_Objective_
Search the material for the word "EARTH" and report each line where it turns up.

_Data shown_
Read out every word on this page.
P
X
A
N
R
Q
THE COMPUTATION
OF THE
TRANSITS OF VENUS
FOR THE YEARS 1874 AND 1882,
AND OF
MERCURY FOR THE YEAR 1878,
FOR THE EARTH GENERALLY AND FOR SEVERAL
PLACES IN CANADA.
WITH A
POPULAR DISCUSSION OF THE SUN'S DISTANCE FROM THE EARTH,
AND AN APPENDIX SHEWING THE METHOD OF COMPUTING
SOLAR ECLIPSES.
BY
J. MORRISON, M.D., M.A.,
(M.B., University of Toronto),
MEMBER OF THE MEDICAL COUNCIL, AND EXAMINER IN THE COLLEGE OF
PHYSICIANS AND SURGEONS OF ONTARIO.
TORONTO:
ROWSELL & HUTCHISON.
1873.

_Written reply_
FOR THE EARTH GENERALLY AND FOR SEVERAL
POPULAR DISCUSSION OF THE SUN'S DISTANCE FROM THE EARTH,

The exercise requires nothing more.